• WHAT IS EXPECTED: Scan the entries below. List each line with "Read".

• EXERCISE MATERIALS:
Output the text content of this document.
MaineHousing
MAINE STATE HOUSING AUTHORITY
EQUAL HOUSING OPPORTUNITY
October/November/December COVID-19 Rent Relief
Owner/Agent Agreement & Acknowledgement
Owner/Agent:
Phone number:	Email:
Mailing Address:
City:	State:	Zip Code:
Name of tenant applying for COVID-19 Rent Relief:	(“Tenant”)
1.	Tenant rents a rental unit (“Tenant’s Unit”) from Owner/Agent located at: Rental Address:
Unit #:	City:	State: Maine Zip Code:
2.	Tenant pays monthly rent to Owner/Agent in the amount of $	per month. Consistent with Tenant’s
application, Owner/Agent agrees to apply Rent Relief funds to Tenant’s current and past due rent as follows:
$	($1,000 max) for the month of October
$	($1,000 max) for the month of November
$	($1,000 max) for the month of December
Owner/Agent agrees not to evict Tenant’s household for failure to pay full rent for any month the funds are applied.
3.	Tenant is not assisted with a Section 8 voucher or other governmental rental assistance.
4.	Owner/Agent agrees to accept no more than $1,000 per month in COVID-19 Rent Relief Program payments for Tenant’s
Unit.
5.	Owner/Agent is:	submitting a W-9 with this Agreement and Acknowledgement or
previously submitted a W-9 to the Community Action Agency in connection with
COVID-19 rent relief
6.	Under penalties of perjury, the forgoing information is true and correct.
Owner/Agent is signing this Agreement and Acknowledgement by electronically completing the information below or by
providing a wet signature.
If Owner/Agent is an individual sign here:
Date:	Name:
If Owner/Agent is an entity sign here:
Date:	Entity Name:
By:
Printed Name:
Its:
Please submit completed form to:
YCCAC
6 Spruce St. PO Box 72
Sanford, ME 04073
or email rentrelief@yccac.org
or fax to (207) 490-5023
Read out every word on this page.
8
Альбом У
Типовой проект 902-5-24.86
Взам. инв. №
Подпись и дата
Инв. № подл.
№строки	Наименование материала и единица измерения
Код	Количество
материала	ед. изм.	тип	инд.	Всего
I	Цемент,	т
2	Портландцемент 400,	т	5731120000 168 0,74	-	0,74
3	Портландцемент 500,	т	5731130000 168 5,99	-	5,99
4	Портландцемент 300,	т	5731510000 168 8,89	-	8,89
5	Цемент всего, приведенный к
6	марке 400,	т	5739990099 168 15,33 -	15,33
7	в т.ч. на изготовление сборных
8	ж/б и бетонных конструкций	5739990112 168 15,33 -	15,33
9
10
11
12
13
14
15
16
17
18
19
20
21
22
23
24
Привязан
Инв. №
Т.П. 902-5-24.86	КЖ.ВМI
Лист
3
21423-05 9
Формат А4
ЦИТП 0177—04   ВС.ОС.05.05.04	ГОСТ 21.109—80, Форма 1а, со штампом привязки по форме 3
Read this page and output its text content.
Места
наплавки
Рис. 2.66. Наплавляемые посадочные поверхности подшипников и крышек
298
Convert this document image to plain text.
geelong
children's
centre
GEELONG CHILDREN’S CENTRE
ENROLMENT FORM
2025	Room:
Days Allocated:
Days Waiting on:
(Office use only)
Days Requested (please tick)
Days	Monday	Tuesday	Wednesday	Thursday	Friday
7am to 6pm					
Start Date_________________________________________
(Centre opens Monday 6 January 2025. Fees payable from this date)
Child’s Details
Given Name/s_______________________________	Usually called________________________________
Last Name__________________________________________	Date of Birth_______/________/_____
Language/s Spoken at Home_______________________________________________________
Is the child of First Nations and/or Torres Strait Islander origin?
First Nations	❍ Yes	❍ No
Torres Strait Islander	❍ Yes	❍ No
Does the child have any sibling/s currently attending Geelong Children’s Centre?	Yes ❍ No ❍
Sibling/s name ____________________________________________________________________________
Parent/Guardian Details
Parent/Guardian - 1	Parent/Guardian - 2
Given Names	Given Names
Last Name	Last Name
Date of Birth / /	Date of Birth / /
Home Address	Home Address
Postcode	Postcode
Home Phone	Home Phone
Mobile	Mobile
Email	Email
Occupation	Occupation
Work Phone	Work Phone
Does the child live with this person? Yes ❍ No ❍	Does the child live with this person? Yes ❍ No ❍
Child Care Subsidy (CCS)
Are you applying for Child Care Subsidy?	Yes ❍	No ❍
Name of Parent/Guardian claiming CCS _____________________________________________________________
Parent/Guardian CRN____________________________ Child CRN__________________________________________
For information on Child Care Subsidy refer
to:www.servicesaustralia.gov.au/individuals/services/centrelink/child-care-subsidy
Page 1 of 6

• RESULT FOR THIS TASK:
Read out every word on this page.
Read this page and output its text content.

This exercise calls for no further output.